ついに首位に躍り出たNVIDIA トランプ関税の影響は?

 発表によると、NVIDIAはアリゾナ州に100万平方フィートを超える工業用地を確保し、GPUチップ「Blackwell」の製造および試験をここで実施する。テキサス州ではAIプロセッサの製造を進めるとしている。NVIDIAは今後12〜15カ月かけて製造を開始する予定だ。

 NVIDIAのジェンセン・フアン氏(CEO)は今回の発表で「世界のAIインフラを支える原動力が米国に初めて構築されつつある。米国での製造能力を増強することで、AIチップやスーパーコンピュータの需要急増に対応しやすくなる。サプライチェーンの強化とレジリエンスの向上にもつながる」と述べた。

 NVIDIAが米国での製造を開始した背景に何があるのか。また、いわゆるトランプ関税は半導体にどのような影響を与えるのか。

 2025年4月2日にドナルド・トランプ米大統領が発表した広範な関税措置は、経済の先行きに対する懸念や不透明感をもたらした(注2)。ただし、関税措置は発表から1週間後にトランプ大統領によって一時的に停止されている。

 米国外で製造された製品にかかる関税は、ハードウェア部品の価格上昇を招く恐れがある(注3)。企業のIT投資計画を圧迫し、テック企業の幹部を窮地に追い込んでいる。

 コンサルティングファームのWest Monroeでシニアパートナー兼オペレーションエクセレンスの責任者を務めるゴードン・ウォン氏は次のように述べた。「将来、企業にどのような関税が課されるのかは分からない。確実なのはあらゆるもののコストが上昇し、その影響を抑えるためにコスト削減を迫られることだ」

************

• 設問: NVIDIAの米国製造に関する引用文では、アリゾナ州で製造と試験が行われるGPUチップの名前は何ですか?

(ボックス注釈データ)
************

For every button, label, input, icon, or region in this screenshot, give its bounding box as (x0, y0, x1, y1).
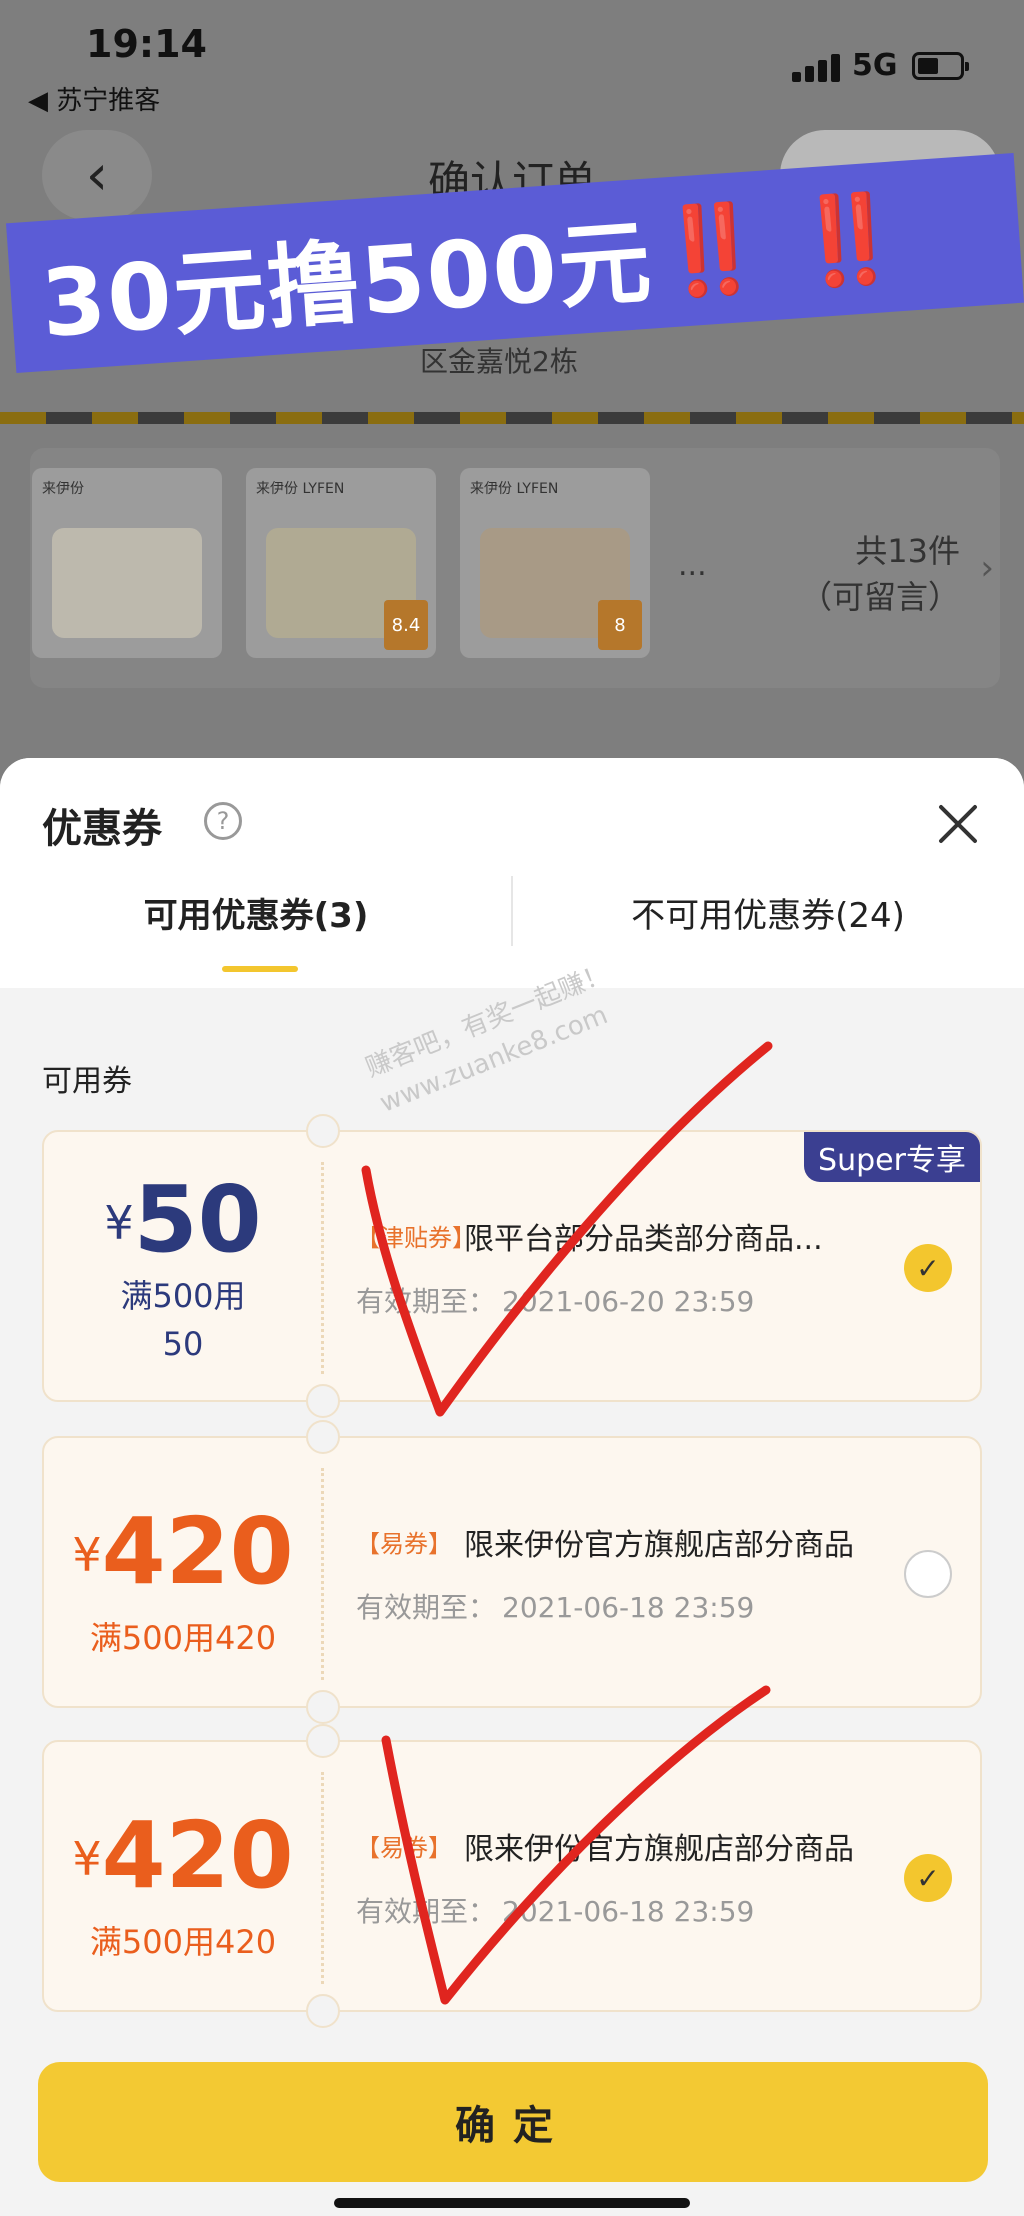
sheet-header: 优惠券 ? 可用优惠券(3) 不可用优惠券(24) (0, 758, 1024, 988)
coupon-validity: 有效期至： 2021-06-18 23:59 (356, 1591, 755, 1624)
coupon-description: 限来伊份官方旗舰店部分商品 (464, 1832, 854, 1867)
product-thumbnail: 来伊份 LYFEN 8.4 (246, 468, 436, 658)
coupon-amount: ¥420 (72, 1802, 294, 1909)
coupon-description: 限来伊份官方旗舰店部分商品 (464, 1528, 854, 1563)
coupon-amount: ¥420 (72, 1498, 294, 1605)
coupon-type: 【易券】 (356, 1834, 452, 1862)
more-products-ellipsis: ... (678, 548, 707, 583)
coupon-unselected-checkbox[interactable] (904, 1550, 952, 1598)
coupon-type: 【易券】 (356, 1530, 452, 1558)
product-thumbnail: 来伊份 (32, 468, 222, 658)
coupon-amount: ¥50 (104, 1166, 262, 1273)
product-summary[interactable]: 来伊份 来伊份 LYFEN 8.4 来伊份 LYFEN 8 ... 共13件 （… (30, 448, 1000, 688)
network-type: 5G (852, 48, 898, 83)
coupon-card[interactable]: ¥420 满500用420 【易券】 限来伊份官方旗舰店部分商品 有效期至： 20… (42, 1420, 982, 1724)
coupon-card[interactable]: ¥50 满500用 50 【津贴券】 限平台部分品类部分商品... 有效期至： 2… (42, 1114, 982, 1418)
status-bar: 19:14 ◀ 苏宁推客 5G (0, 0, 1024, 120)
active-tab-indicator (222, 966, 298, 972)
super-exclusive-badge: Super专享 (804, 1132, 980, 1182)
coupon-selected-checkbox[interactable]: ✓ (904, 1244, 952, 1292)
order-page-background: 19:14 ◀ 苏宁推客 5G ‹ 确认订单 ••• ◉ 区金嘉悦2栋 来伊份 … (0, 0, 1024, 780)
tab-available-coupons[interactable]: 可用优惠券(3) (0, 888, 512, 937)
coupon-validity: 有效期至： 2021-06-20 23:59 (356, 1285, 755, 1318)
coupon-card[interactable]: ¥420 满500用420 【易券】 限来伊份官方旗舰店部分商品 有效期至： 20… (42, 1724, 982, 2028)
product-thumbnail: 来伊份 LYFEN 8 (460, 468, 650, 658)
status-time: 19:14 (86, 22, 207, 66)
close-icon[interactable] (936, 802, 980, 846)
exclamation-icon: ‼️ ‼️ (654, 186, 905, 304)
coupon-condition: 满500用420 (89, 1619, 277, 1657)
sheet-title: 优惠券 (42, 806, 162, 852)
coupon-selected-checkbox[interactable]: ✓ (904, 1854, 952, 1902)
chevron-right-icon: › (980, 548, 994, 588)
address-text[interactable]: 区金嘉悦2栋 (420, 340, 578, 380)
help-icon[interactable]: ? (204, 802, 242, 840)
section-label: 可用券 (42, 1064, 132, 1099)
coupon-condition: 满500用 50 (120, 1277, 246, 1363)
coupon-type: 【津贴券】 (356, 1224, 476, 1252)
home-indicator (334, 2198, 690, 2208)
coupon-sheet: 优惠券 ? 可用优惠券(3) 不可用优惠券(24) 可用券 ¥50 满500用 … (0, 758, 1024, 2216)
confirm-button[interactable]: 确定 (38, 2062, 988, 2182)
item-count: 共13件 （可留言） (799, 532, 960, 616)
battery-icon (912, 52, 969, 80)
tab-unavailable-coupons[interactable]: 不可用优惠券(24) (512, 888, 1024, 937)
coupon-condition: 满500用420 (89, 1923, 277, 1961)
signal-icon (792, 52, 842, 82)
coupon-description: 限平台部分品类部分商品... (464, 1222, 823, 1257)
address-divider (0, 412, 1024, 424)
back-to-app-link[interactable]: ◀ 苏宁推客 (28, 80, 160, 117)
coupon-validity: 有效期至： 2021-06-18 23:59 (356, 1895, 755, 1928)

************

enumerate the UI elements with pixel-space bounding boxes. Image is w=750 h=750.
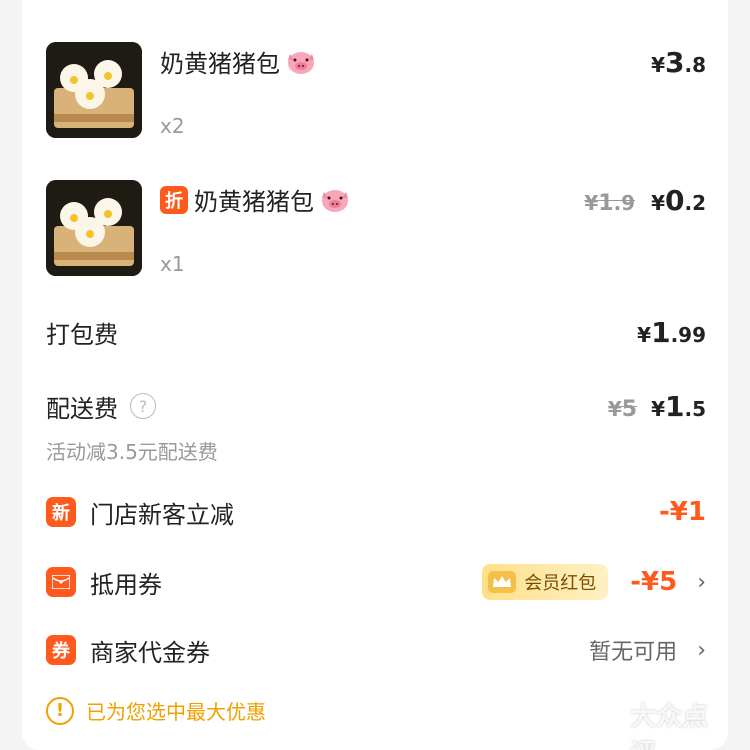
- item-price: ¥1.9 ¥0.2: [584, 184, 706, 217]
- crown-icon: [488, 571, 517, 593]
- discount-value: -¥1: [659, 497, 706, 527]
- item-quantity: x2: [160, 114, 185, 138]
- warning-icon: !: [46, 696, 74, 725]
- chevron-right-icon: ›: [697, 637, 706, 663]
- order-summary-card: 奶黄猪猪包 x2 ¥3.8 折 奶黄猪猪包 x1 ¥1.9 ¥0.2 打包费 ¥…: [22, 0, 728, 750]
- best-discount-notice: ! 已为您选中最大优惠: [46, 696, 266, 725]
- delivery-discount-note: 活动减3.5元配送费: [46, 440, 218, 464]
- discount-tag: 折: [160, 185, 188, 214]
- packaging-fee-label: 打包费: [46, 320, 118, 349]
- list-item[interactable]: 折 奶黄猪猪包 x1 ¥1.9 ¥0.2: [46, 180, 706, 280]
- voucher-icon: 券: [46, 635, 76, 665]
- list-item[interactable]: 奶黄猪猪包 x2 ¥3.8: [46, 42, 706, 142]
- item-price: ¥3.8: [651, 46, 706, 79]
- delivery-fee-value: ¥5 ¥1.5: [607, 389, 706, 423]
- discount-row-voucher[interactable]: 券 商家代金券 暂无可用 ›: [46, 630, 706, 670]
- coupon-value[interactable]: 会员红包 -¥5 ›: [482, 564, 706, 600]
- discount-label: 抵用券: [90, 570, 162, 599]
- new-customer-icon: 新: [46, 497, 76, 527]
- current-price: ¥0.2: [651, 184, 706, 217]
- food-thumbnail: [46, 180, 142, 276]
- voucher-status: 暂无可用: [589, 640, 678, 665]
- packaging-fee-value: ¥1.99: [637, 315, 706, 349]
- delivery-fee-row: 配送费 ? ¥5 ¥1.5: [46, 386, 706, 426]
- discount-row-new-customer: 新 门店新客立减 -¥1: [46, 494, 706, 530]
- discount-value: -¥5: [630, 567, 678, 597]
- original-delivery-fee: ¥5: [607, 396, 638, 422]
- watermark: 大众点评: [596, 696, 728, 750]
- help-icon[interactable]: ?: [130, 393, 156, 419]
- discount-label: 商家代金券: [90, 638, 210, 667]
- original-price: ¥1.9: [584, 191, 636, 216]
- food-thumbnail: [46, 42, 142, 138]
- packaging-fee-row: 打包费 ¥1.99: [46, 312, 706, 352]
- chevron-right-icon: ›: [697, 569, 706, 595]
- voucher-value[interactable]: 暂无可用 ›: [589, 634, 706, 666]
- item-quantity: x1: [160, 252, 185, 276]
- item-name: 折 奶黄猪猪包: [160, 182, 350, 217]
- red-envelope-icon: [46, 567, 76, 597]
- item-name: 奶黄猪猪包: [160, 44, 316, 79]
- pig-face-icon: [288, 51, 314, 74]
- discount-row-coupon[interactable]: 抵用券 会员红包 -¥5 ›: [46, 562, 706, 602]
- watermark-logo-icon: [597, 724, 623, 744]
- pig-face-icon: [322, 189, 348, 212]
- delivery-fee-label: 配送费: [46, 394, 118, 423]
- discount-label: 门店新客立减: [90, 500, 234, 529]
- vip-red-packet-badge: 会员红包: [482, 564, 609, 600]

************

• 解答: 「Blackwell」です。